Extract provided -
━━━━━━━━━━━━━━━━
Paul Signac (1890), Portrait of M. Félix Fénéon (1861-1944)
[After the crushing of the Paris Commune, 1871] Between 25 thousand and 35 thousand men, women, and children were summarily executed, their bodies burned in piles or tossed into mass graves. There were more executions that week than in the three-year Reign of Terror during the French revolution, (JUHalperin, Félix Fénéon, p 26)
The judge: ‘You were seen talking to anarchists behind a lamppost.’
Fénéon: Can you tell me, your honor, where behind a lamppost?’ — (SFigura, ICahn, PPeltier, “The Anarchist & the Avante Garde,” MOMA, Fénéon, 21
“Drawing near the abbey”, Catherine’s “impatience” “returned in full force:” “and every bend in the road was expected with solemn awe to afford a glimpse of its massy walls of grey stone, rising amidst a grove of ancient oaks, with the last beams of the sun playing in beautiful splendour on its high Gothic windows” … [but the next morning] [Catherine] was struck, however, beyond her expectation, by the grandeur of the abbey, as she saw it for the first time from the lawn. The whole building enclosed a large court; and two sides of the quadrangle, rich in Gothic ornaments, stood forward for admiration. The remainder was shut off by knolls of old trees, or luxuriant plantations, and the steep woody hills rising behind, to give it shelter, were beautiful even in the leafless month of March. Catherine had seen nothing to compare with it …” (NA, II:5 [20], 152; II:7 [22], 168)
━━━━━━━━━━━━━━━━
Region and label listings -

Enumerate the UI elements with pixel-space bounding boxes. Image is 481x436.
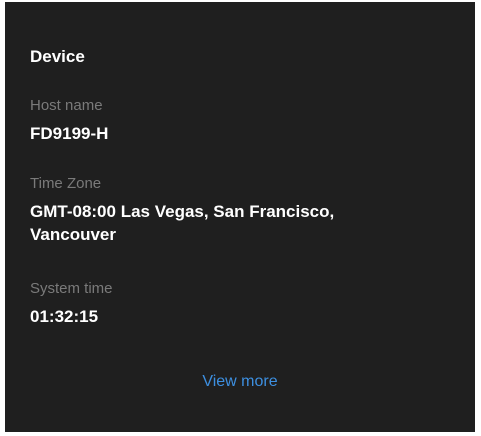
host-name-value: FD9199-H [30, 124, 109, 143]
time-zone-value-line2: Vancouver [30, 225, 116, 244]
device-card: Device Host name FD9199-H Time Zone GMT-… [5, 2, 475, 432]
card-title: Device [30, 47, 85, 66]
system-time-value: 01:32:15 [30, 307, 99, 326]
time-zone-value-line1: GMT-08:00 Las Vegas, San Francisco, [30, 202, 335, 221]
time-zone-label: Time Zone [30, 175, 102, 192]
time-zone-value: GMT-08:00 Las Vegas, San Francisco, Vanc… [30, 200, 450, 246]
host-name-label: Host name [30, 97, 103, 114]
system-time-label: System time [30, 280, 113, 297]
view-more-link[interactable]: View more [5, 373, 475, 391]
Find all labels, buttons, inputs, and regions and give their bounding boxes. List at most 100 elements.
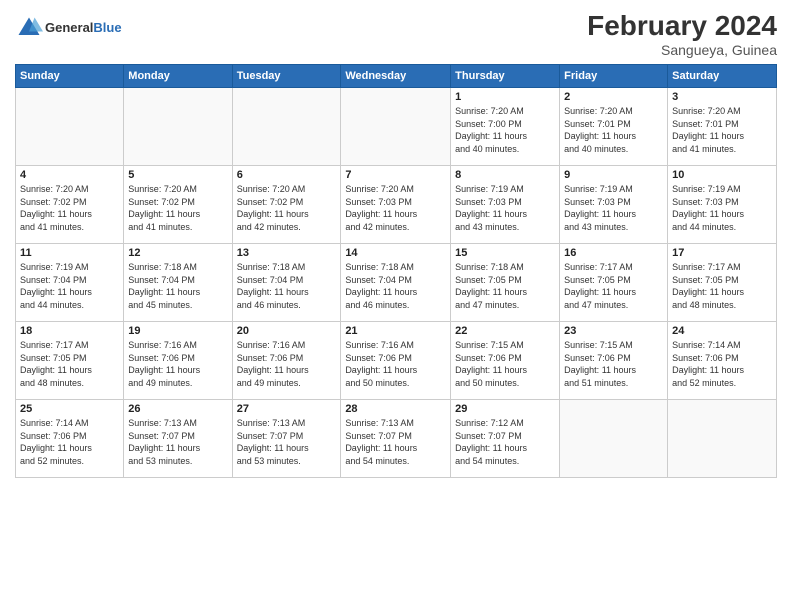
day-number: 13: [237, 247, 337, 259]
day-number: 1: [455, 91, 555, 103]
day-number: 28: [345, 403, 446, 415]
day-number: 9: [564, 169, 663, 181]
calendar-cell: 23 Sunrise: 7:15 AM Sunset: 7:06 PM Dayli…: [560, 322, 668, 400]
day-info: Sunrise: 7:20 AM Sunset: 7:02 PM Dayligh…: [20, 183, 119, 233]
calendar-cell: 28 Sunrise: 7:13 AM Sunset: 7:07 PM Dayli…: [341, 400, 451, 478]
col-monday: Monday: [124, 65, 232, 88]
subtitle: Sangueya, Guinea: [587, 42, 777, 58]
calendar-cell: [560, 400, 668, 478]
calendar-cell: 12 Sunrise: 7:18 AM Sunset: 7:04 PM Dayli…: [124, 244, 232, 322]
calendar-cell: 24 Sunrise: 7:14 AM Sunset: 7:06 PM Dayli…: [668, 322, 777, 400]
calendar-week-5: 25 Sunrise: 7:14 AM Sunset: 7:06 PM Dayli…: [16, 400, 777, 478]
logo: GeneralBlue: [15, 14, 122, 42]
day-info: Sunrise: 7:15 AM Sunset: 7:06 PM Dayligh…: [564, 339, 663, 389]
calendar-cell: 3Sunrise: 7:20 AM Sunset: 7:01 PM Daylig…: [668, 88, 777, 166]
calendar-week-2: 4 Sunrise: 7:20 AM Sunset: 7:02 PM Daylig…: [16, 166, 777, 244]
calendar-cell: 27 Sunrise: 7:13 AM Sunset: 7:07 PM Dayli…: [232, 400, 341, 478]
day-number: 20: [237, 325, 337, 337]
calendar-week-3: 11 Sunrise: 7:19 AM Sunset: 7:04 PM Dayli…: [16, 244, 777, 322]
day-info: Sunrise: 7:20 AM Sunset: 7:02 PM Dayligh…: [128, 183, 227, 233]
day-number: 15: [455, 247, 555, 259]
day-number: 25: [20, 403, 119, 415]
calendar-cell: 4 Sunrise: 7:20 AM Sunset: 7:02 PM Daylig…: [16, 166, 124, 244]
calendar-cell: [232, 88, 341, 166]
day-info: Sunrise: 7:16 AM Sunset: 7:06 PM Dayligh…: [237, 339, 337, 389]
day-info: Sunrise: 7:20 AM Sunset: 7:01 PM Dayligh…: [564, 105, 663, 155]
calendar-cell: 16Sunrise: 7:17 AM Sunset: 7:05 PM Dayli…: [560, 244, 668, 322]
day-info: Sunrise: 7:19 AM Sunset: 7:04 PM Dayligh…: [20, 261, 119, 311]
calendar-week-4: 18 Sunrise: 7:17 AM Sunset: 7:05 PM Dayli…: [16, 322, 777, 400]
logo-general: General: [45, 20, 93, 35]
calendar-cell: [124, 88, 232, 166]
calendar-header-row: Sunday Monday Tuesday Wednesday Thursday…: [16, 65, 777, 88]
day-info: Sunrise: 7:20 AM Sunset: 7:00 PM Dayligh…: [455, 105, 555, 155]
day-number: 10: [672, 169, 772, 181]
calendar-cell: 10 Sunrise: 7:19 AM Sunset: 7:03 PM Dayli…: [668, 166, 777, 244]
day-info: Sunrise: 7:17 AM Sunset: 7:05 PM Dayligh…: [672, 261, 772, 311]
day-number: 27: [237, 403, 337, 415]
col-thursday: Thursday: [451, 65, 560, 88]
day-info: Sunrise: 7:18 AM Sunset: 7:04 PM Dayligh…: [237, 261, 337, 311]
calendar-cell: 29 Sunrise: 7:12 AM Sunset: 7:07 PM Dayli…: [451, 400, 560, 478]
day-info: Sunrise: 7:18 AM Sunset: 7:04 PM Dayligh…: [128, 261, 227, 311]
calendar-cell: 7 Sunrise: 7:20 AM Sunset: 7:03 PM Daylig…: [341, 166, 451, 244]
day-number: 14: [345, 247, 446, 259]
day-number: 18: [20, 325, 119, 337]
calendar-cell: 11 Sunrise: 7:19 AM Sunset: 7:04 PM Dayli…: [16, 244, 124, 322]
calendar-cell: 20 Sunrise: 7:16 AM Sunset: 7:06 PM Dayli…: [232, 322, 341, 400]
day-number: 3: [672, 91, 772, 103]
calendar-cell: 17 Sunrise: 7:17 AM Sunset: 7:05 PM Dayli…: [668, 244, 777, 322]
day-info: Sunrise: 7:17 AM Sunset: 7:05 PM Dayligh…: [564, 261, 663, 311]
logo-blue: Blue: [93, 20, 121, 35]
calendar-cell: 5 Sunrise: 7:20 AM Sunset: 7:02 PM Daylig…: [124, 166, 232, 244]
day-info: Sunrise: 7:16 AM Sunset: 7:06 PM Dayligh…: [345, 339, 446, 389]
day-number: 26: [128, 403, 227, 415]
day-info: Sunrise: 7:15 AM Sunset: 7:06 PM Dayligh…: [455, 339, 555, 389]
day-number: 5: [128, 169, 227, 181]
calendar-cell: 18 Sunrise: 7:17 AM Sunset: 7:05 PM Dayli…: [16, 322, 124, 400]
day-number: 29: [455, 403, 555, 415]
day-info: Sunrise: 7:14 AM Sunset: 7:06 PM Dayligh…: [672, 339, 772, 389]
day-number: 4: [20, 169, 119, 181]
day-number: 19: [128, 325, 227, 337]
day-info: Sunrise: 7:16 AM Sunset: 7:06 PM Dayligh…: [128, 339, 227, 389]
calendar-cell: 26Sunrise: 7:13 AM Sunset: 7:07 PM Dayli…: [124, 400, 232, 478]
col-friday: Friday: [560, 65, 668, 88]
day-info: Sunrise: 7:19 AM Sunset: 7:03 PM Dayligh…: [455, 183, 555, 233]
col-saturday: Saturday: [668, 65, 777, 88]
calendar-cell: 13 Sunrise: 7:18 AM Sunset: 7:04 PM Dayli…: [232, 244, 341, 322]
calendar-week-1: 1 Sunrise: 7:20 AM Sunset: 7:00 PM Daylig…: [16, 88, 777, 166]
day-info: Sunrise: 7:19 AM Sunset: 7:03 PM Dayligh…: [564, 183, 663, 233]
day-info: Sunrise: 7:20 AM Sunset: 7:02 PM Dayligh…: [237, 183, 337, 233]
calendar-cell: 2 Sunrise: 7:20 AM Sunset: 7:01 PM Daylig…: [560, 88, 668, 166]
main-title: February 2024: [587, 10, 777, 42]
day-number: 21: [345, 325, 446, 337]
day-info: Sunrise: 7:14 AM Sunset: 7:06 PM Dayligh…: [20, 417, 119, 467]
day-number: 2: [564, 91, 663, 103]
calendar-cell: 22 Sunrise: 7:15 AM Sunset: 7:06 PM Dayli…: [451, 322, 560, 400]
day-info: Sunrise: 7:12 AM Sunset: 7:07 PM Dayligh…: [455, 417, 555, 467]
day-number: 23: [564, 325, 663, 337]
day-info: Sunrise: 7:13 AM Sunset: 7:07 PM Dayligh…: [345, 417, 446, 467]
header: GeneralBlue February 2024 Sangueya, Guin…: [15, 10, 777, 58]
day-number: 11: [20, 247, 119, 259]
calendar-cell: 19 Sunrise: 7:16 AM Sunset: 7:06 PM Dayli…: [124, 322, 232, 400]
logo-icon: [15, 14, 43, 42]
calendar-cell: 15Sunrise: 7:18 AM Sunset: 7:05 PM Dayli…: [451, 244, 560, 322]
day-info: Sunrise: 7:20 AM Sunset: 7:03 PM Dayligh…: [345, 183, 446, 233]
calendar-cell: 1 Sunrise: 7:20 AM Sunset: 7:00 PM Daylig…: [451, 88, 560, 166]
day-number: 7: [345, 169, 446, 181]
day-number: 22: [455, 325, 555, 337]
calendar-cell: 14Sunrise: 7:18 AM Sunset: 7:04 PM Dayli…: [341, 244, 451, 322]
day-number: 24: [672, 325, 772, 337]
day-info: Sunrise: 7:13 AM Sunset: 7:07 PM Dayligh…: [237, 417, 337, 467]
day-number: 12: [128, 247, 227, 259]
day-info: Sunrise: 7:17 AM Sunset: 7:05 PM Dayligh…: [20, 339, 119, 389]
calendar-cell: 8Sunrise: 7:19 AM Sunset: 7:03 PM Daylig…: [451, 166, 560, 244]
day-info: Sunrise: 7:19 AM Sunset: 7:03 PM Dayligh…: [672, 183, 772, 233]
day-number: 6: [237, 169, 337, 181]
calendar-cell: [16, 88, 124, 166]
day-number: 17: [672, 247, 772, 259]
calendar: Sunday Monday Tuesday Wednesday Thursday…: [15, 64, 777, 478]
calendar-cell: [341, 88, 451, 166]
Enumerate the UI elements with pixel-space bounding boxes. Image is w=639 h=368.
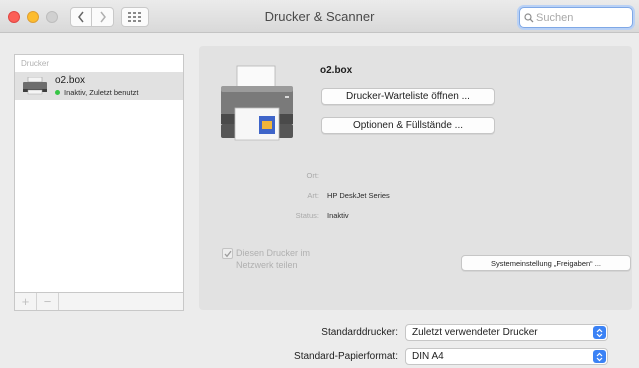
options-supplies-button[interactable]: Optionen & Füllstände ... [321, 117, 495, 134]
checkmark-icon [224, 250, 232, 257]
default-printer-label: Standarddrucker: [321, 327, 398, 338]
default-printer-select[interactable]: Zuletzt verwendeter Drucker [405, 324, 608, 341]
search-field[interactable] [519, 7, 633, 28]
location-label: Ort: [306, 171, 320, 180]
updown-chevron-icon [593, 350, 606, 363]
paper-size-value: DIN A4 [412, 351, 444, 362]
kind-label: Art: [307, 191, 319, 200]
paper-size-label: Standard-Papierformat: [294, 351, 398, 362]
sharing-preferences-button[interactable]: Systemeinstellung „Freigaben“ ... [461, 255, 631, 271]
printer-list-footer: + − [14, 292, 184, 311]
add-printer-button[interactable]: + [15, 293, 37, 310]
kind-value: HP DeskJet Series [327, 191, 390, 200]
status-dot-icon [55, 90, 60, 95]
printer-status: Inaktiv, Zuletzt benutzt [55, 88, 138, 97]
search-icon [524, 12, 534, 22]
printer-list: Drucker o2.box Inaktiv, Zuletzt benutzt [14, 54, 184, 311]
printer-title: o2.box [320, 65, 353, 76]
share-printer-label: Diesen Drucker im Netzwerk teilen [236, 248, 311, 270]
default-printer-value: Zuletzt verwendeter Drucker [412, 327, 538, 338]
search-input[interactable] [536, 11, 632, 24]
open-print-queue-button[interactable]: Drucker-Warteliste öffnen ... [321, 88, 495, 105]
paper-size-select[interactable]: DIN A4 [405, 348, 608, 365]
remove-printer-button[interactable]: − [37, 293, 59, 310]
share-printer-checkbox[interactable] [222, 248, 233, 259]
printer-list-item[interactable]: o2.box Inaktiv, Zuletzt benutzt [15, 72, 183, 100]
printer-icon [23, 77, 47, 95]
printer-details-panel: o2.box Drucker-Warteliste öffnen ... Opt… [199, 46, 632, 310]
printer-status-text: Inaktiv, Zuletzt benutzt [64, 88, 139, 97]
status-value: Inaktiv [327, 211, 349, 220]
printer-list-header: Drucker [21, 59, 50, 68]
printer-name: o2.box [55, 75, 86, 86]
status-label: Status: [295, 211, 319, 220]
title-bar: Drucker & Scanner [0, 0, 639, 33]
updown-chevron-icon [593, 326, 606, 339]
printer-large-icon [221, 65, 293, 141]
━━━━━━━━━━━━━━━━
The tasks -
(1) Answer these questions using the extract at the top of the page, one answer per line.
(a) How many men, women, and children were summarily executed after the crushing of the Paris Commune?
(b) What was Fénéon said to have been seen doing?
(c) In which month were the hills behind the abbey beautiful even though leafless?
(2) Retype the part of the extract that begins at the words "Paul Signac (1890), Portrait" and stops after the words "Fénéon, p 26)".

The responses -
(1)
(a) Between 25 thousand and 35 thousand
(b) Talking to anarchists behind a lamppost
(c) March

(2)
Paul Signac (1890), Portrait of M. Félix Fénéon (1861-1944)
[After the crushing of the Paris Commune, 1871] Between 25 thousand and 35 thousand men, women, and children were summarily executed, their bodies burned in piles or tossed into mass graves. There were more executions that week than in the three-year Reign of Terror during the French revolution, (JUHalperin, Félix Fénéon, p 26)